— Start Supplied text —

Converting an HEX to unsigned INT16 in python

Question

I've been struggling for a while doing that and can not find the right way to do it. I have a HEX

8a:01

which is the unsigned INT16

394

How can I do that in python 3.X ?

Thanks in advance

Answer 1

You can convert using the binascii and struct modules from the standard library:

>>> import binascii
>>> import struct
>>> import sys

# Check our system's byte order
>>> sys.byteorder
'little'
>>> hx = '8a01'
# convert hex to bytes
>>> bs = binascii.unhexlify(hx)
>>> bs
b'\x8a\x01'
# struct module expects ints to be four bytes long, so pad to make up the length
>>> padded = bs + b'\x00\x00'
# Ask struct to unpack a little-endian unsigned int.
>>> i = struct.unpack('<I', padded)
>>> i
(394,)

Update

This question has been closed as a duplicate. The duplicate solution doesn't produce the required result:

>>> int('8a01', 16)

— End Supplied text —

- _The problem_
Could you continue the Python hex-to-INT16 thread from the point where it stops? The lines after this are not part of any task.

— Start Provided data —

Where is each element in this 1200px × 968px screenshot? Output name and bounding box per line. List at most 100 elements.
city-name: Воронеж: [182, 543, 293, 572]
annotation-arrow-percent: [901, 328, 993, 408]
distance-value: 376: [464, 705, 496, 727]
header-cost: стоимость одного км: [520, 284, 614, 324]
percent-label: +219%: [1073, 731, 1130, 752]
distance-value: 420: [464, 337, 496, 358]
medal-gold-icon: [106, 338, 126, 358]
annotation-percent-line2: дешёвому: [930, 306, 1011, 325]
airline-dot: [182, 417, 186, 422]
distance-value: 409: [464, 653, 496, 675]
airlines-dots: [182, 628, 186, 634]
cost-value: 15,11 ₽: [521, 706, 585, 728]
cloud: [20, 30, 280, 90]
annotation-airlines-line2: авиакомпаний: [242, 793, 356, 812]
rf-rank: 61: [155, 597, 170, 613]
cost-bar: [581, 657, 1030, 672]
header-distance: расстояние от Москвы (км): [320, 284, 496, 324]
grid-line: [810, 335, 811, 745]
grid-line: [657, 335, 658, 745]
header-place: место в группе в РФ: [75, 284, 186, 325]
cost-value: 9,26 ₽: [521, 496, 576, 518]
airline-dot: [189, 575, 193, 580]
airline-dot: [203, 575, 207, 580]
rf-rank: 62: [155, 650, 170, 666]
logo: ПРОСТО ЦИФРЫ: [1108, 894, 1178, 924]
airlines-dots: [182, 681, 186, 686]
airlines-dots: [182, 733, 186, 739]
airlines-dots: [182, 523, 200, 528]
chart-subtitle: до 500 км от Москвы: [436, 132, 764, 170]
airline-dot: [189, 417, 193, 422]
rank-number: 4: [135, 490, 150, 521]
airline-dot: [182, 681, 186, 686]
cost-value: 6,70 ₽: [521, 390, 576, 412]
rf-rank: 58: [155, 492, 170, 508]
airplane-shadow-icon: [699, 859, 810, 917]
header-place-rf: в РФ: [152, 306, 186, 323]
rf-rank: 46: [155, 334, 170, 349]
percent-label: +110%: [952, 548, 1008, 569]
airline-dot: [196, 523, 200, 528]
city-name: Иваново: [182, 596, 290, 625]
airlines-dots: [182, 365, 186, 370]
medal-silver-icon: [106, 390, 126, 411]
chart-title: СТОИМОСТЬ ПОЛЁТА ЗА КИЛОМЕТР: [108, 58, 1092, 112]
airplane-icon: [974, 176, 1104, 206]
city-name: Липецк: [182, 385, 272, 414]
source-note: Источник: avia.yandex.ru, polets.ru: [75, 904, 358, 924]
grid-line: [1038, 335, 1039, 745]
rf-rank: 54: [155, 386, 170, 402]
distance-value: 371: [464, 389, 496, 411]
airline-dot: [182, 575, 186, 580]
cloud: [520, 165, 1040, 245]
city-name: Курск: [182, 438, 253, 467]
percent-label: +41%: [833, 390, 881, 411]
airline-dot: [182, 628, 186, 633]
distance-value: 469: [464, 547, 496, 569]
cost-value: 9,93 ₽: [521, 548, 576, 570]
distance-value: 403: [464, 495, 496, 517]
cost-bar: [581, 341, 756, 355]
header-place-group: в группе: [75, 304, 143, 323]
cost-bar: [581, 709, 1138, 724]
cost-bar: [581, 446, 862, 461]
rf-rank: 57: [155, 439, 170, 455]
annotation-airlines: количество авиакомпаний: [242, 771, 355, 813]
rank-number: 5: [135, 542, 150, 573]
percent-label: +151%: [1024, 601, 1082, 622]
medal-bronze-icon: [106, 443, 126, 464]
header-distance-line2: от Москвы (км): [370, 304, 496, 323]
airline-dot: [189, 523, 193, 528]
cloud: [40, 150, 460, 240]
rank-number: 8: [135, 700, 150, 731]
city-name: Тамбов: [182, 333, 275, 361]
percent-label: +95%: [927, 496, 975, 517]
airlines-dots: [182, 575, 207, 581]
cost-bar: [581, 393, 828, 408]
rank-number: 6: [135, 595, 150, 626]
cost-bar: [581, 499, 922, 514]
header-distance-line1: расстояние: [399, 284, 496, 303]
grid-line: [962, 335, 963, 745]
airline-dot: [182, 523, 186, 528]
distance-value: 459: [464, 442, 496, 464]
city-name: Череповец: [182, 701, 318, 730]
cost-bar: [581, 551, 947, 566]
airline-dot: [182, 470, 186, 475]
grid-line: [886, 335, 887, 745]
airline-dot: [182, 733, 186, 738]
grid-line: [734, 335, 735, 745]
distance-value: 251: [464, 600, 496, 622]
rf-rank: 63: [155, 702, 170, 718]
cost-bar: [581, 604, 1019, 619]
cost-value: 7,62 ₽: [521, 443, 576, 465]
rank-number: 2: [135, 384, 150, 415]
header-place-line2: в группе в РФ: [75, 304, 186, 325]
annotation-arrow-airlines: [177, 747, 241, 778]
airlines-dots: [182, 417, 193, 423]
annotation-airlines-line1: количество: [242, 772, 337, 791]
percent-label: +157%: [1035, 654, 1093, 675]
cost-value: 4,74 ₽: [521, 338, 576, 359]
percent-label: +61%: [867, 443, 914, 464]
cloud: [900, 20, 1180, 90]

— End Provided data —

- _Task result_
35329

However it works as expected if the order of bytes is reversed:

>>> int('018a', 16)
394

This is because the int builtin function assumes that the hexstring is ordered in the same way we order base 10 numbers on paper, that is the leftmost values are the most significant. The initial value 0x8a01 has the least significant values on the left, hence using int to convert from base 16 produces the wrong result.

However in Python3 we can still use int to produce a simpler solution, using int.from_bytes.

>>> hx = '8a01'
>>> bs = binascii.unhexlify(hx)
>>> bs
b'\x8a\x01'
>>> int.from_bytes(bs, byteorder=sys.byteorder)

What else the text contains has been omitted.